> [Selected text]
--

This book is highly recommended for trainers, coaches and rehabilitation professionals to help them see their respective professions through the eyes of the inquisitive, chronically injured runner. Christopher’s investigation and story connects important dots we can all appreciate. In his journey, he discovered rehabilitation and coaching wisdom that is logical and simple. The problem is that he had to dig to find it. Part of his digging was caused by our incomplete practices of movement assessment, exercise and rehabilitation.

Examples of other natural, self-limiting categories are governed by breathing, grip strength, balance, correct posture and coordination. Some exercises combine two or more self-limiting activities, and each has natural selective and developmental benefits. These exercises produce form and function while positioning the entire movement matrix for multiple benefits. As we train movement, anatomical structures model themselves around natural stresses.

Self-limiting activities should become the cornerstone of your training programs, not as preventive maintenance and risk management, but as movement authentication—to keep it real. The limitations these exercises impose keep us honest and allow our weakest links to hold us back, as they should.

Used correctly, self-limiting exercises improve poor movements and maintain functional movement quality. These exercises are challenging and produce a high neural load, which is to say they require engagement and increased levels of motor control at the conscious and reflexive level.

Anytime we don’t acknowledge our weakest links or confront them in training, we demonstrate the same behavior that caused our collective functional movement patterns to erode in the first place. Embedded in each workout, the self-limiting activities continually whisper the message that we cannot become stronger than our weakest links.

--

> [Excerpted data]
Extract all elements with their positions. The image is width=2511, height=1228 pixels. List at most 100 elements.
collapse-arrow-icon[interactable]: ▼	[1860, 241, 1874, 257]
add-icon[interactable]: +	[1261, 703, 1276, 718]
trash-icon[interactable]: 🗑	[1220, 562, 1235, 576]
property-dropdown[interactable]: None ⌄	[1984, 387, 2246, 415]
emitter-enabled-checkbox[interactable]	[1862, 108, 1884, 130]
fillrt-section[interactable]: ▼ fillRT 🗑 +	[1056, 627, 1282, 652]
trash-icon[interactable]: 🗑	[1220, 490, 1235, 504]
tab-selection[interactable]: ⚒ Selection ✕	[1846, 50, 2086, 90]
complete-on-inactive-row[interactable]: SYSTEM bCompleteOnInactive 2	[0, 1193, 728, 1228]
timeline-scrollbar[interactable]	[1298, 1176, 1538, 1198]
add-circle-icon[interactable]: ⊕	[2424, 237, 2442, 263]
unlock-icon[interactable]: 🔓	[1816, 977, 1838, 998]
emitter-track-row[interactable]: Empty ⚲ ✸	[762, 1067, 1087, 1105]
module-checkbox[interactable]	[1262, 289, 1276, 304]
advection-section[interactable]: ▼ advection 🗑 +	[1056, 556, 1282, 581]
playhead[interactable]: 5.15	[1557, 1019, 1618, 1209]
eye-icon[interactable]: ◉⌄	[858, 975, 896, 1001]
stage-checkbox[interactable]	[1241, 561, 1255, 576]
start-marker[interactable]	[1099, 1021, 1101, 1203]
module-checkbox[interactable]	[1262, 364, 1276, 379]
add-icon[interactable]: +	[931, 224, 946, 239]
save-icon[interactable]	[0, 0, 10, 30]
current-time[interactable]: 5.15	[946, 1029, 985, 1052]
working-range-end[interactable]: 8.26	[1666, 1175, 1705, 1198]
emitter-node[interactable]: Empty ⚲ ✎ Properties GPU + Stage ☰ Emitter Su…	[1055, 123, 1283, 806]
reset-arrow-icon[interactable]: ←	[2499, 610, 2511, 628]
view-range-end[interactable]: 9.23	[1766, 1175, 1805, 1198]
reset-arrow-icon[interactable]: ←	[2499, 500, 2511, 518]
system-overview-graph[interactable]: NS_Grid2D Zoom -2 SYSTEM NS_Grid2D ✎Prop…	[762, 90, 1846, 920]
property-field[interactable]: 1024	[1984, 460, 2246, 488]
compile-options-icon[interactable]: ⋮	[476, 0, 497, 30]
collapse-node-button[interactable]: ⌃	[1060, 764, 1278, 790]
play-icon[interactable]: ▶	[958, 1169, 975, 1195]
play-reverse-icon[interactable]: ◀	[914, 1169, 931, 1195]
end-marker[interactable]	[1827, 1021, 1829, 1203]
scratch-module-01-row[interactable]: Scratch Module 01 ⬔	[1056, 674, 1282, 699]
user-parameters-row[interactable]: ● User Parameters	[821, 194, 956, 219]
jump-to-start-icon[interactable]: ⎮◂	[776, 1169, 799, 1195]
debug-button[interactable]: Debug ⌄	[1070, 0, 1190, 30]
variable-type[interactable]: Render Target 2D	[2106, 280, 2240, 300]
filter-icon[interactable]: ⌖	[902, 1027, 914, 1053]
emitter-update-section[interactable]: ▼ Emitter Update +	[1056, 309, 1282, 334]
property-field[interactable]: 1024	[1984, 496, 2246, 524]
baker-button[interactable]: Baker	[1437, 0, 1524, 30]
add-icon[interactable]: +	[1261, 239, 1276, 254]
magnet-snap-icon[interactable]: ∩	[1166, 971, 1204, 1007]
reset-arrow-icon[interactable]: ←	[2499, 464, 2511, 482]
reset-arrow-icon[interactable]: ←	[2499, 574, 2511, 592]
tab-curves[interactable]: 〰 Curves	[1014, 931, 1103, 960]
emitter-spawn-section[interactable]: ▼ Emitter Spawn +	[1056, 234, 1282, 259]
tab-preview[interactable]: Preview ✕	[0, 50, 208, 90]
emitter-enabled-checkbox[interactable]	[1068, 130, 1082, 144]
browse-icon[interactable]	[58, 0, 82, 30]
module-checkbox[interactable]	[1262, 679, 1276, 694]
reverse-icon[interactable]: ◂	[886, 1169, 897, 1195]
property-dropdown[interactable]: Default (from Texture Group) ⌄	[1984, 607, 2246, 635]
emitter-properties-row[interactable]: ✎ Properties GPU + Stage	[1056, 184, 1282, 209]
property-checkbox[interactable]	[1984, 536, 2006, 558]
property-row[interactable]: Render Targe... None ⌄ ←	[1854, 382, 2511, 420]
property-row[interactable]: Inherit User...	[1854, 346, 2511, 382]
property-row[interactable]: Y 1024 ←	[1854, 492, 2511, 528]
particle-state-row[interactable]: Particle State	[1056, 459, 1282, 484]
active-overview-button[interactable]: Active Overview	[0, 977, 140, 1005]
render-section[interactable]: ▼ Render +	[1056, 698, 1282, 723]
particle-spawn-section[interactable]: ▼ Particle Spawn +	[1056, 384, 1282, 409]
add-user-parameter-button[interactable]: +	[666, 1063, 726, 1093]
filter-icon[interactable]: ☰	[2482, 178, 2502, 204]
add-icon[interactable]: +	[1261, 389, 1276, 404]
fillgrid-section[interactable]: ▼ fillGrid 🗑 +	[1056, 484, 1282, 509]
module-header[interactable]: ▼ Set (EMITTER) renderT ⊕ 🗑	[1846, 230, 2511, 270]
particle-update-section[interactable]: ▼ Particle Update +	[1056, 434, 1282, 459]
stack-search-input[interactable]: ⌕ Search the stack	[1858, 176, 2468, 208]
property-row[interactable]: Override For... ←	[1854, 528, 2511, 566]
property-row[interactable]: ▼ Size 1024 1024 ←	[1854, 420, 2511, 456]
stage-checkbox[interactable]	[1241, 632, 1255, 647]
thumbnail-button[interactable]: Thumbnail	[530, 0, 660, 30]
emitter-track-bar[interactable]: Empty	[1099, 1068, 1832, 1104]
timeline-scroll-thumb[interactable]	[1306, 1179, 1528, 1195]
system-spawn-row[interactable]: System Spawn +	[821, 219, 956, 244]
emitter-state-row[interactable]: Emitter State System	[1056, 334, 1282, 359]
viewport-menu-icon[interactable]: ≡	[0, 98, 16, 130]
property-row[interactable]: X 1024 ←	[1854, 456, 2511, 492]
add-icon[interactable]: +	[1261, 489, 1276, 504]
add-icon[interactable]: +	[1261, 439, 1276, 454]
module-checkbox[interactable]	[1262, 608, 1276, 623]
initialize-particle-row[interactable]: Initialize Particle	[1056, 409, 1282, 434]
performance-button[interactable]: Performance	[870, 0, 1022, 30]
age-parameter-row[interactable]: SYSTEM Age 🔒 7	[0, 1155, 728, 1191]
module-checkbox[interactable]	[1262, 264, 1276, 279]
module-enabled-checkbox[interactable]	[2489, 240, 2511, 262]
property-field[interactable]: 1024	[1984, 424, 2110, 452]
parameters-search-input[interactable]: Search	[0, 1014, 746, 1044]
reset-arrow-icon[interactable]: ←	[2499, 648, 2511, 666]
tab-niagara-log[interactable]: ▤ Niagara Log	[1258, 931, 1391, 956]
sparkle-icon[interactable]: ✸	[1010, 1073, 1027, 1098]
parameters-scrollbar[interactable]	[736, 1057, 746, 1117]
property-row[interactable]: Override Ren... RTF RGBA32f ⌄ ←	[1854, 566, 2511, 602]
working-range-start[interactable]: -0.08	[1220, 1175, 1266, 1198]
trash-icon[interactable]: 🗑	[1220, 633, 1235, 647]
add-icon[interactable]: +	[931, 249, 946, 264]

--

> [What to do]
Copy out the full passage on self-limiting exercises word for word. The rows are separate from the passage on self-limiting exercises.

> [Result of this task]
This book is highly recommended for trainers, coaches and rehabilitation professionals to help them see their respective professions through the eyes of the inquisitive, chronically injured runner. Christopher’s investigation and story connects important dots we can all appreciate. In his journey, he discovered rehabilitation and coaching wisdom that is logical and simple. The problem is that he had to dig to find it. Part of his digging was caused by our incomplete practices of movement assessment, exercise and rehabilitation.

Examples of other natural, self-limiting categories are governed by breathing, grip strength, balance, correct posture and coordination. Some exercises combine two or more self-limiting activities, and each has natural selective and developmental benefits. These exercises produce form and function while positioning the entire movement matrix for multiple benefits. As we train movement, anatomical structures model themselves around natural stresses.

Self-limiting activities should become the cornerstone of your training programs, not as preventive maintenance and risk management, but as movement authentication—to keep it real. The limitations these exercises impose keep us honest and allow our weakest links to hold us back, as they should.

Used correctly, self-limiting exercises improve poor movements and maintain functional movement quality. These exercises are challenging and produce a high neural load, which is to say they require engagement and increased levels of motor control at the conscious and reflexive level.

Anytime we don’t acknowledge our weakest links or confront them in training, we demonstrate the same behavior that caused our collective functional movement patterns to erode in the first place. Embedded in each workout, the self-limiting activities continually whisper the message that we cannot become stronger than our weakest links.